*Data provided:*
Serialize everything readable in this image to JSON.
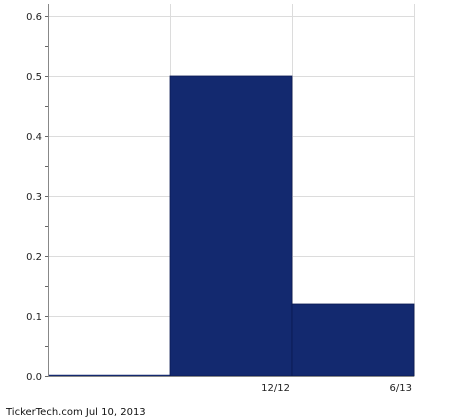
{
  "chart_data": {
    "type": "bar",
    "bins": [
      {
        "label": "",
        "value": 0.0
      },
      {
        "label": "12/12",
        "value": 0.5
      },
      {
        "label": "6/13",
        "value": 0.12
      }
    ],
    "x_tick_labels": [
      "12/12",
      "6/13"
    ],
    "y_tick_labels": [
      "0.0",
      "0.1",
      "0.2",
      "0.3",
      "0.4",
      "0.5",
      "0.6"
    ],
    "ylim": [
      0,
      0.62
    ],
    "grid": true,
    "bar_color": "#13296f",
    "title": "",
    "xlabel": "",
    "ylabel": ""
  },
  "footer": {
    "credit": "TickerTech.com  Jul 10, 2013"
  }
}
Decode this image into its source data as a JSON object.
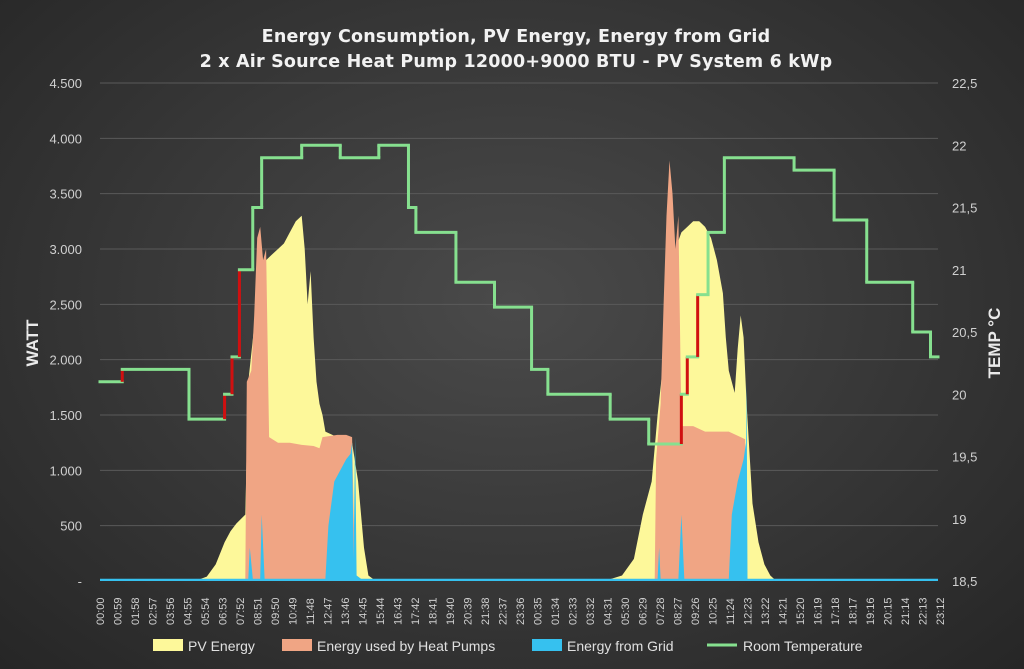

*Short task:* All of the material above needs to be restated exactly, with no pictures.

*Solution:*
Serialize everything readable in this image to JSON.
{
  "chart_data": {
    "type": "bar",
    "bins": [
      {
        "label": "",
        "value": 0.0
      },
      {
        "label": "12/12",
        "value": 0.5
      },
      {
        "label": "6/13",
        "value": 0.12
      }
    ],
    "x_tick_labels": [
      "12/12",
      "6/13"
    ],
    "y_tick_labels": [
      "0.0",
      "0.1",
      "0.2",
      "0.3",
      "0.4",
      "0.5",
      "0.6"
    ],
    "ylim": [
      0,
      0.62
    ],
    "grid": true,
    "bar_color": "#13296f",
    "title": "",
    "xlabel": "",
    "ylabel": ""
  },
  "footer": {
    "credit": "TickerTech.com  Jul 10, 2013"
  }
}
Decode this image into its source data as a JSON object.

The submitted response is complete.